Extracted data entries:
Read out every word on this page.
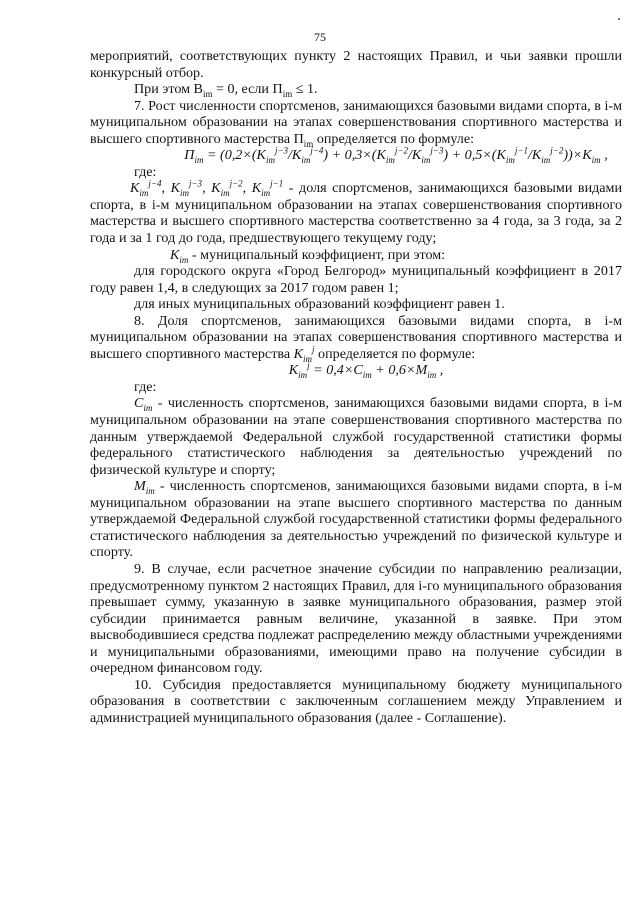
75

мероприятий, соответствующих пункту 2 настоящих Правил, и чьи заявки прошли конкурсный отбор.

При этом $B_{im} = 0$, если $П_{im} \le 1$.

7. Рост численности спортсменов, занимающихся базовыми видами спорта, в i-м муниципальном образовании на этапах совершенствования спортивного мастерства и высшего спортивного мастерства $П_{im}$ определяется по формуле:

$П_{im} = (0,2\times(K_{im}^{j-3}/K_{im}^{j-4}) + 0,3\times(K_{im}^{j-2}/K_{im}^{j-3}) + 0,5\times(K_{im}^{j-1}/K_{im}^{j-2}))\times K_{im}$ ,

где:

$K_{im}^{j-4}$, $K_{im}^{j-3}$, $K_{im}^{j-2}$, $K_{im}^{j-1}$ - доля спортсменов, занимающихся базовыми видами спорта, в i-м муниципальном образовании на этапах совершенствования спортивного мастерства и высшего спортивного мастерства соответственно за 4 года, за 3 года, за 2 года и за 1 год до года, предшествующего текущему году;

$K_{im}$ - муниципальный коэффициент, при этом:

для городского округа «Город Белгород» муниципальный коэффициент в 2017 году равен 1,4, в следующих за 2017 годом равен 1;

для иных муниципальных образований коэффициент равен 1.

8. Доля спортсменов, занимающихся базовыми видами спорта, в i-м муниципальном образовании на этапах совершенствования спортивного мастерства и высшего спортивного мастерства $K_{im}^j$ определяется по формуле:

$K_{im}^j = 0,4\times C_{im} + 0,6\times M_{im}$ ,

где:

$C_{im}$ - численность спортсменов, занимающихся базовыми видами спорта, в i-м муниципальном образовании на этапе совершенствования спортивного мастерства по данным утверждаемой Федеральной службой государственной статистики формы федерального статистического наблюдения за деятельностью учреждений по физической культуре и спорту;

$M_{im}$ - численность спортсменов, занимающихся базовыми видами спорта, в i-м муниципальном образовании на этапе высшего спортивного мастерства по данным утверждаемой Федеральной службой государственной статистики формы федерального статистического наблюдения за деятельностью учреждений по физической культуре и спорту.

9. В случае, если расчетное значение субсидии по направлению реализации, предусмотренному пунктом 2 настоящих Правил, для i-го муниципального образования превышает сумму, указанную в заявке муниципального образования, размер этой субсидии принимается равным величине, указанной в заявке. При этом высвободившиеся средства подлежат распределению между областными учреждениями и муниципальными образованиями, имеющими право на получение субсидии в очередном финансовом году.

10. Субсидия предоставляется муниципальному бюджету муниципального образования в соответствии с заключенным соглашением между Управлением и администрацией муниципального образования (далее - Соглашение).
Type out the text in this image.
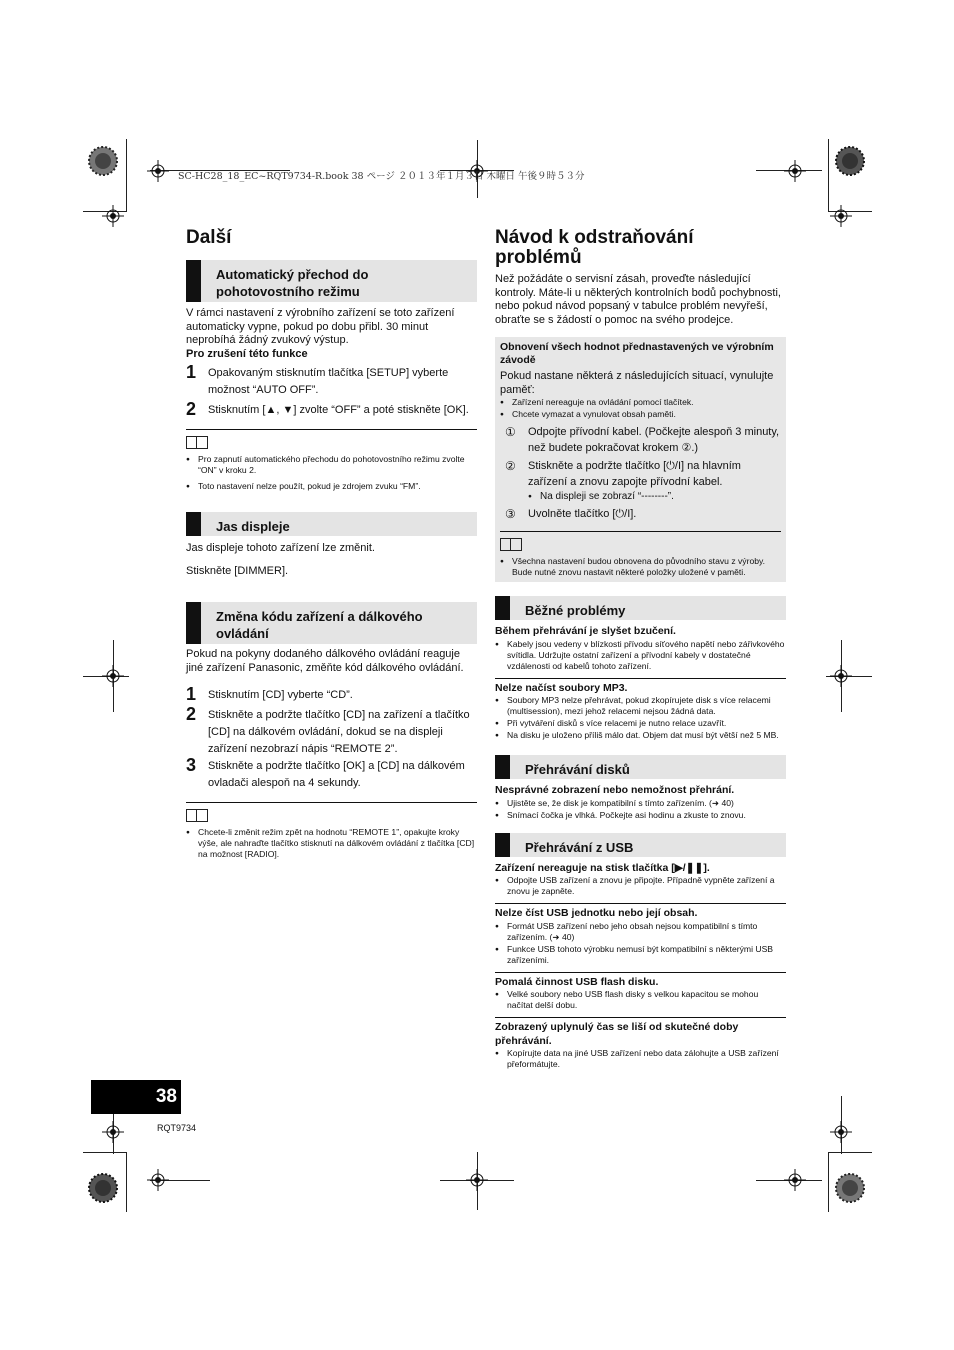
SC-HC28_18_EC~RQT9734-R.book 38 ページ ２０１３年１月３日 木曜日 午後９時５３分
Další
Automatický přechod do pohotovostního režimu
V rámci nastavení z výrobního zařízení se toto zařízení automaticky vypne, pokud po dobu přibl. 30 minut neprobíhá žádný zvukový výstup.
Pro zrušení této funkce
1 Opakovaným stisknutím tlačítka [SETUP] vyberte možnost “AUTO OFF”.
2 Stisknutím [▲, ▼] zvolte “OFF” a poté stiskněte [OK].
● Pro zapnutí automatického přechodu do pohotovostního režimu zvolte “ON” v kroku 2.
● Toto nastavení nelze použít, pokud je zdrojem zvuku “FM”.
Jas displeje
Jas displeje tohoto zařízení lze změnit.
Stiskněte [DIMMER].
Změna kódu zařízení a dálkového ovládání
Pokud na pokyny dodaného dálkového ovládání reaguje jiné zařízení Panasonic, změňte kód dálkového ovládání.
1 Stisknutím [CD] vyberte “CD”.
2 Stiskněte a podržte tlačítko [CD] na zařízení a tlačítko [CD] na dálkovém ovládání, dokud se na displeji zařízení nezobrazí nápis “REMOTE 2”.
3 Stiskněte a podržte tlačítko [OK] a [CD] na dálkovém ovladači alespoň na 4 sekundy.
● Chcete-li změnit režim zpět na hodnotu “REMOTE 1”, opakujte kroky výše, ale nahraďte tlačítko stisknutí na dálkovém ovládání z tlačítka [CD] na možnost [RADIO].
38
RQT9734
Návod k odstraňování problémů
Než požádáte o servisní zásah, proveďte následující kontroly. Máte-li u některých kontrolních bodů pochybnosti, nebo pokud návod popsaný v tabulce problém nevyřeší, obraťte se s žádostí o pomoc na svého prodejce.
Obnovení všech hodnot přednastavených ve výrobním závodě
Pokud nastane některá z následujících situací, vynulujte paměť:
● Zařízení nereaguje na ovládání pomocí tlačítek.
● Chcete vymazat a vynulovat obsah paměti.
① Odpojte přívodní kabel. (Počkejte alespoň 3 minuty, než budete pokračovat krokem ②.)
② Stiskněte a podržte tlačítko [⏻/I] na hlavním zařízení a znovu zapojte přívodní kabel.
● Na displeji se zobrazí “--------”.
③ Uvolněte tlačítko [⏻/I].
● Všechna nastavení budou obnovena do původního stavu z výroby. Bude nutné znovu nastavit některé položky uložené v paměti.
Běžné problémy
Během přehrávání je slyšet bzučení.
● Kabely jsou vedeny v blízkosti přívodu síťového napětí nebo zářivkového svítidla. Udržujte ostatní zařízení a přívodní kabely v dostatečné vzdálenosti od kabelů tohoto zařízení.
Nelze načíst soubory MP3.
● Soubory MP3 nelze přehrávat, pokud zkopírujete disk s více relacemi (multisession), mezi jehož relacemi nejsou žádná data.
● Při vytváření disků s více relacemi je nutno relace uzavřít.
● Na disku je uloženo příliš málo dat. Objem dat musí být větší než 5 MB.
Přehrávání disků
Nesprávné zobrazení nebo nemožnost přehrání.
● Ujistěte se, že disk je kompatibilní s tímto zařízením. (➜ 40)
● Snímací čočka je vlhká. Počkejte asi hodinu a zkuste to znovu.
Přehrávání z USB
Zařízení nereaguje na stisk tlačítka [▶/❚❚].
● Odpojte USB zařízení a znovu je připojte. Případně vypněte zařízení a znovu je zapněte.
Nelze číst USB jednotku nebo její obsah.
● Formát USB zařízení nebo jeho obsah nejsou kompatibilní s tímto zařízením. (➜ 40)
● Funkce USB tohoto výrobku nemusí být kompatibilní s některými USB zařízeními.
Pomalá činnost USB flash disku.
● Velké soubory nebo USB flash disky s velkou kapacitou se mohou načítat delší dobu.
Zobrazený uplynulý čas se liší od skutečné doby přehrávání.
● Kopírujte data na jiné USB zařízení nebo data zálohujte a USB zařízení přeformátujte.
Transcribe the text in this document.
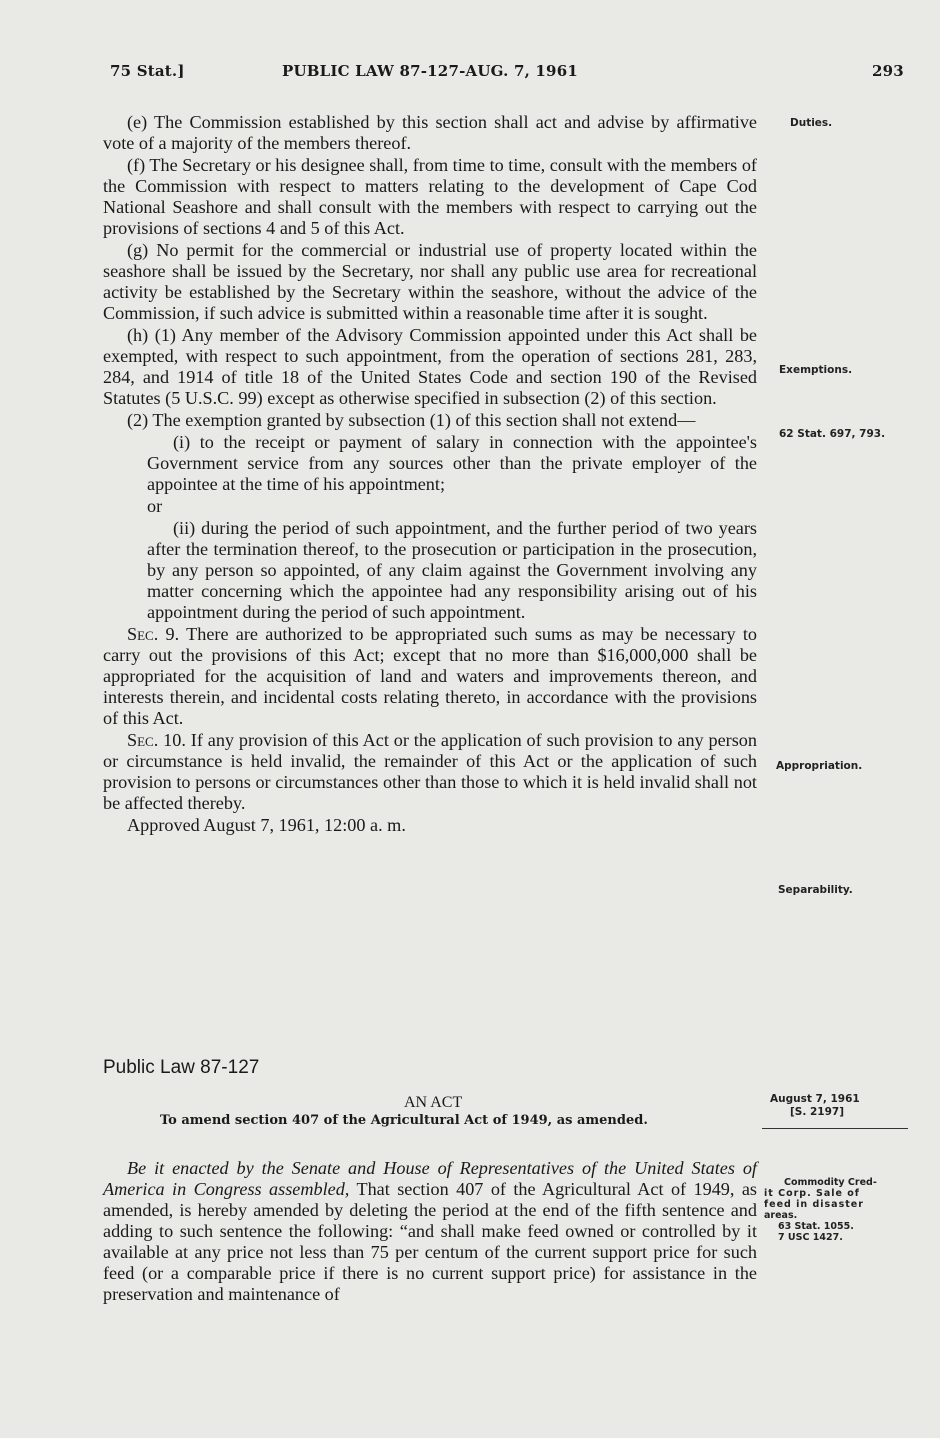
75 Stat.]	PUBLIC LAW 87-127-AUG. 7, 1961	293

(e) The Commission established by this section shall act and advise by affirmative vote of a majority of the members thereof.

(f) The Secretary or his designee shall, from time to time, consult with the members of the Commission with respect to matters relating to the development of Cape Cod National Seashore and shall consult with the members with respect to carrying out the provisions of sections 4 and 5 of this Act.

(g) No permit for the commercial or industrial use of property located within the seashore shall be issued by the Secretary, nor shall any public use area for recreational activity be established by the Secretary within the seashore, without the advice of the Commission, if such advice is submitted within a reasonable time after it is sought.

(h) (1) Any member of the Advisory Commission appointed under this Act shall be exempted, with respect to such appointment, from the operation of sections 281, 283, 284, and 1914 of title 18 of the United States Code and section 190 of the Revised Statutes (5 U.S.C. 99) except as otherwise specified in subsection (2) of this section.

(2) The exemption granted by subsection (1) of this section shall not extend—

(i) to the receipt or payment of salary in connection with the appointee's Government service from any sources other than the private employer of the appointee at the time of his appointment;

or

(ii) during the period of such appointment, and the further period of two years after the termination thereof, to the prosecution or participation in the prosecution, by any person so appointed, of any claim against the Government involving any matter concerning which the appointee had any responsibility arising out of his appointment during the period of such appointment.

Sec. 9. There are authorized to be appropriated such sums as may be necessary to carry out the provisions of this Act; except that no more than $16,000,000 shall be appropriated for the acquisition of land and waters and improvements thereon, and interests therein, and incidental costs relating thereto, in accordance with the provisions of this Act.

Sec. 10. If any provision of this Act or the application of such provision to any person or circumstance is held invalid, the remainder of this Act or the application of such provision to persons or circumstances other than those to which it is held invalid shall not be affected thereby.

Approved August 7, 1961, 12:00 a. m.

Duties.
Exemptions.
62 Stat. 697, 793.
Appropriation.
Separability.
August 7, 1961
[S. 2197]
Commodity Cred-
it Corp. Sale of
feed in disaster
areas.
63 Stat. 1055.
7 USC 1427.
Public Law 87-127
AN ACT
To amend section 407 of the Agricultural Act of 1949, as amended.

Be it enacted by the Senate and House of Representatives of the United States of America in Congress assembled, That section 407 of the Agricultural Act of 1949, as amended, is hereby amended by deleting the period at the end of the fifth sentence and adding to such sentence the following: “and shall make feed owned or controlled by it available at any price not less than 75 per centum of the current support price for such feed (or a comparable price if there is no current support price) for assistance in the preservation and maintenance of
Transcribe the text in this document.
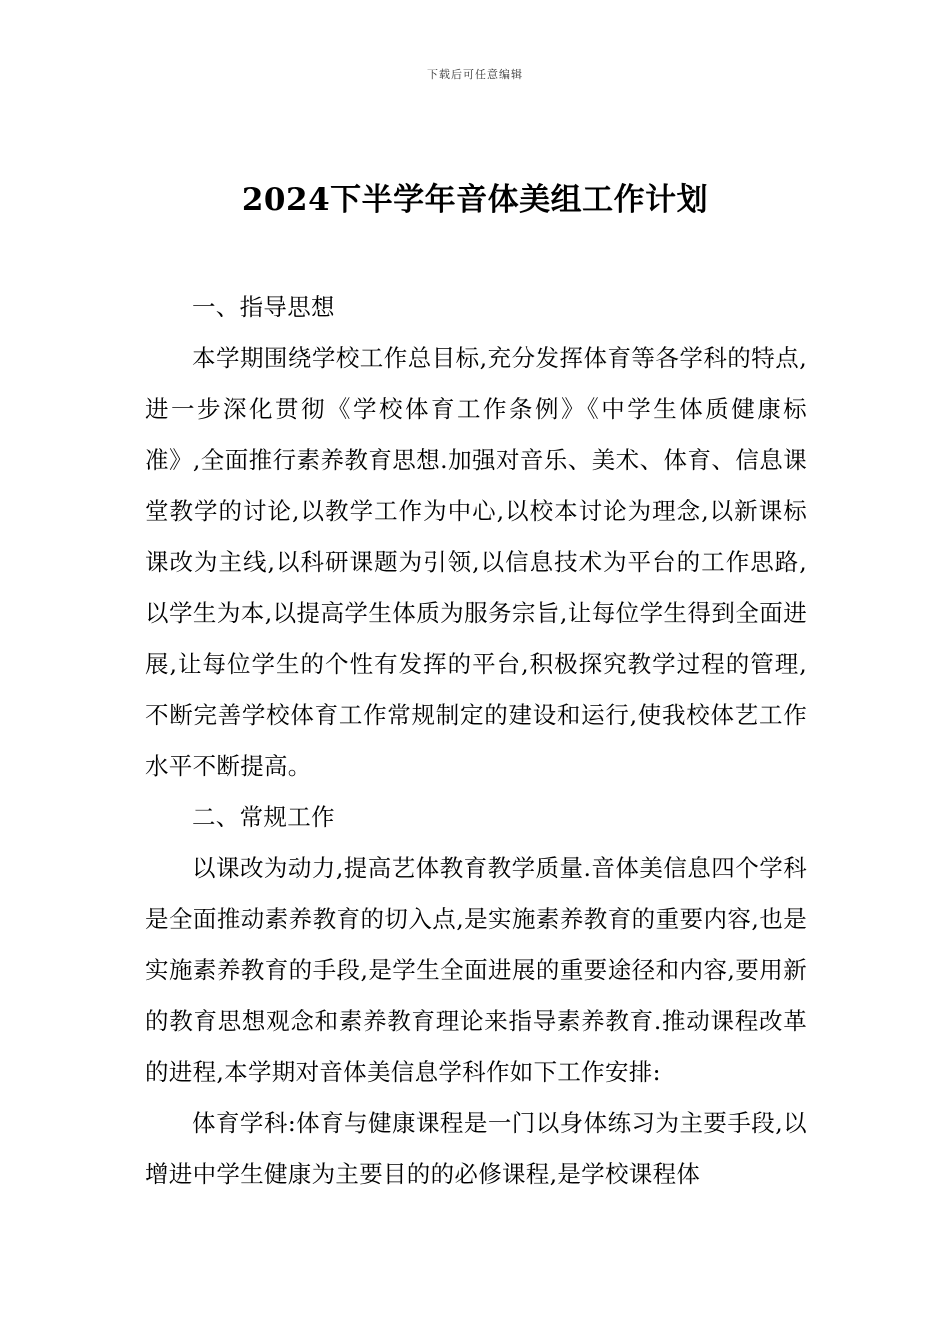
下载后可任意编辑
2024下半学年音体美组工作计划

一、指导思想

本学期围绕学校工作总目标,充分发挥体育等各学科的特点,进一步深化贯彻《学校体育工作条例》《中学生体质健康标准》,全面推行素养教育思想.加强对音乐、美术、体育、信息课堂教学的讨论,以教学工作为中心,以校本讨论为理念,以新课标课改为主线,以科研课题为引领,以信息技术为平台的工作思路,以学生为本,以提高学生体质为服务宗旨,让每位学生得到全面进展,让每位学生的个性有发挥的平台,积极探究教学过程的管理,不断完善学校体育工作常规制定的建设和运行,使我校体艺工作水平不断提高。

二、常规工作

以课改为动力,提高艺体教育教学质量.音体美信息四个学科是全面推动素养教育的切入点,是实施素养教育的重要内容,也是实施素养教育的手段,是学生全面进展的重要途径和内容,要用新的教育思想观念和素养教育理论来指导素养教育.推动课程改革的进程,本学期对音体美信息学科作如下工作安排:

体育学科:体育与健康课程是一门以身体练习为主要手段,以增进中学生健康为主要目的的必修课程,是学校课程体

What you need to do - Consider the entries above and return each line with the string "мастерства".

Solved problem -
7. Рост численности спортсменов, занимающихся базовыми видами спорта, в i-м муниципальном образовании на этапах совершенствования спортивного мастерства и высшего спортивного мастерства $П_{im}$ определяется по формуле:
$K_{im}^{j-4}$, $K_{im}^{j-3}$, $K_{im}^{j-2}$, $K_{im}^{j-1}$ - доля спортсменов, занимающихся базовыми видами спорта, в i-м муниципальном образовании на этапах совершенствования спортивного мастерства и высшего спортивного мастерства соответственно за 4 года, за 3 года, за 2 года и за 1 год до года, предшествующего текущему году;
8. Доля спортсменов, занимающихся базовыми видами спорта, в i-м муниципальном образовании на этапах совершенствования спортивного мастерства и высшего спортивного мастерства $K_{im}^j$ определяется по формуле:
$C_{im}$ - численность спортсменов, занимающихся базовыми видами спорта, в i-м муниципальном образовании на этапе совершенствования спортивного мастерства по данным утверждаемой Федеральной службой государственной статистики формы федерального статистического наблюдения за деятельностью учреждений по физической культуре и спорту;
$M_{im}$ - численность спортсменов, занимающихся базовыми видами спорта, в i-м муниципальном образовании на этапе высшего спортивного мастерства по данным утверждаемой Федеральной службой государственной статистики формы федерального статистического наблюдения за деятельностью учреждений по физической культуре и спорту.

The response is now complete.